196692-the-pawnbrokers-daughter-by-maxine-kumin

‘The Pawnbroker’s Daughter’ Tells Us How to Write Well and Live Beautifully

Maxine Kumin's final memoir is painfully brief, but like all her work, ever lyrical.

The Pawnbroker’s Daughter is poet Maxine Kumin’s final work, a memoir clearly written in during her final days. When she died in 2014, at age 88, Kumin’s health had been declining for some time.

Those readers familiar with Kumin’s life story and her mastery of the written word sense that frailty; The Pawnbroker’s Daughter feels rushed. There are moments that long to be fleshed out, that cry for more time. Yet even in this sketchy state, Kumin’s writing is compelling and as always, lyrical.

Born in 1925, Kumin was the youngest and only daughter in a family of well-off, largely assimilated Jews. Her mother, a classically trained pianist, anxiously avoided any behaviors associated with lower-class Jews. No lapses into Yiddish or gesticulating with the hands were permitted in her home.

Yet Kumin’s father, Pete Winokur, was a highly successful pawnbroker who left school at 13. Even as his income financed a lifestyle of live-in servants and nights at the symphony, Kumin’s mother could not abide the negative stereotypes associated with her husband’s profession. She told people her husband was a “broker”.

During the ’30s, Kumin’s father began receiving letters from European relatives. All begged for help he could not give. One night Kumin found him in the dining room, letter in hand. Her usually jovial father was weeping.

“They will all die, he said. This will be the pogrom to end all pogroms.”

An excellent student, Kumin’s intelligence proved a social deficit until she entered Radcliffe, where she flourished. In April 1945, she met Victor Kumin. Victor, an Army sergeant, was unable to tell his new girlfriend he was working at Los Alamos, helping to develop the Atomic Bomb. They did, however, tell each other everything else.

Task requirements>
1. Condense the paragraph of the memoir review that begins "Born in 1925, Kumin was the youngest" into a short bulleted list that keeps its main facts.
2. Answer from the memoir review:
(a) In what year did Kumin die, and at what age?
(b) What did Kumin's mother tell people her husband was?
(c) Whom did Kumin meet in April 1945, and what was his military rank?
3. Carry the memoir review forward with a few more paragraphs, starting right after its final sentence.

Collected material>
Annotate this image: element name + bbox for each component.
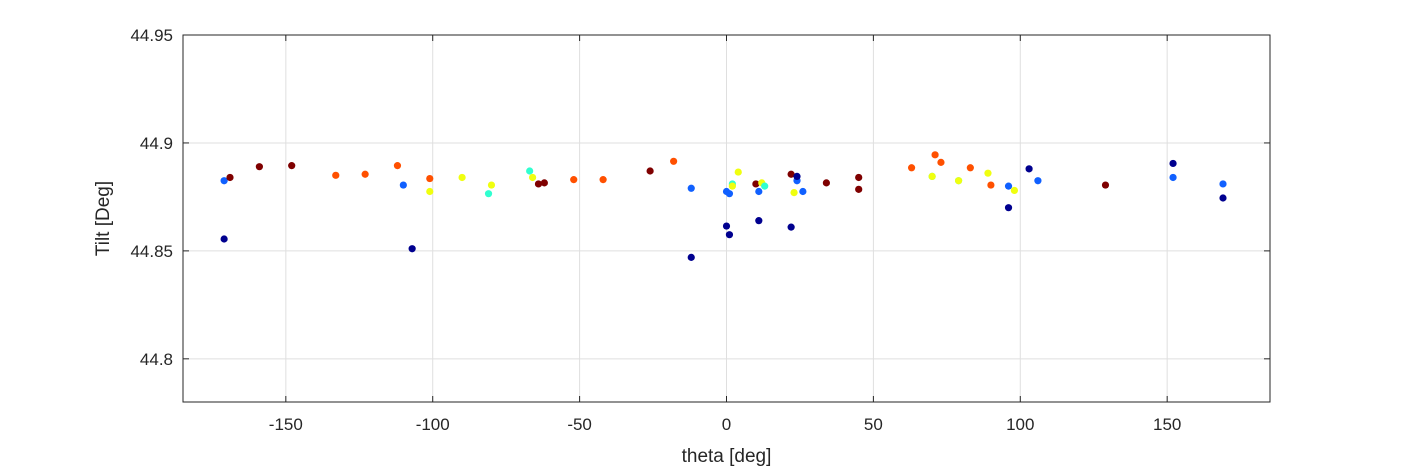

Answers to each task>
1.
- Kumin was born in 1925, the youngest child and only daughter in a well-off, largely assimilated Jewish family.
- Her mother was a classically trained pianist who anxiously avoided behaviors associated with lower-class Jews.
- Lapses into Yiddish and gesturing with the hands were not permitted in the home.

2.
(a) She died in 2014, at age 88.
(b) She told people he was a "broker."
(c) She met Victor Kumin, who was an Army sergeant.

3.
The couple’s 575-letter wartime correspondence survives. Kumin quotes heavily from it, offering readers insight into a long-ago time and the minds of two idealists in love. Theirs was a courtship conducted by pen, flying hotel visits (Kumin has written elsewhere they were not virginal newlyweds), and a quick marriage.

The Kumins set up postwar housekeeping in Woods Hole, Massachusetts. Two daughters arrived quickly. Pregnant with her third child, happily married to a supportive husband, Kumin nonetheless longed to write seriously. Describing herself as “chafing at domesticity”, she continues: “Deep down I longed to be one of the tribe but I had no sense of how to go about gaining entry.”

A subscription to The Writer and the purchase of Writing Light Verse cracked the door to publishing. So did joining the Boston Center For Adult Education Poetry Workshop. There Kumin met mentor John Holmes and dear friend Anne Sexton. Although Kumin’s famous friendship with Sexton is not detailed in The Pawnbroker’s Daughter, she’s written candidly about it elsewhere. See Always Beginning, a fine collection including essays “October 4, 1995” and “For Anne at Passover”. Each lays bare the experience of losing your best and most gifted friend. When that friend is famous, the loss is magnified thousandfold, for her death draws an unending stream of intrusive public scrutiny.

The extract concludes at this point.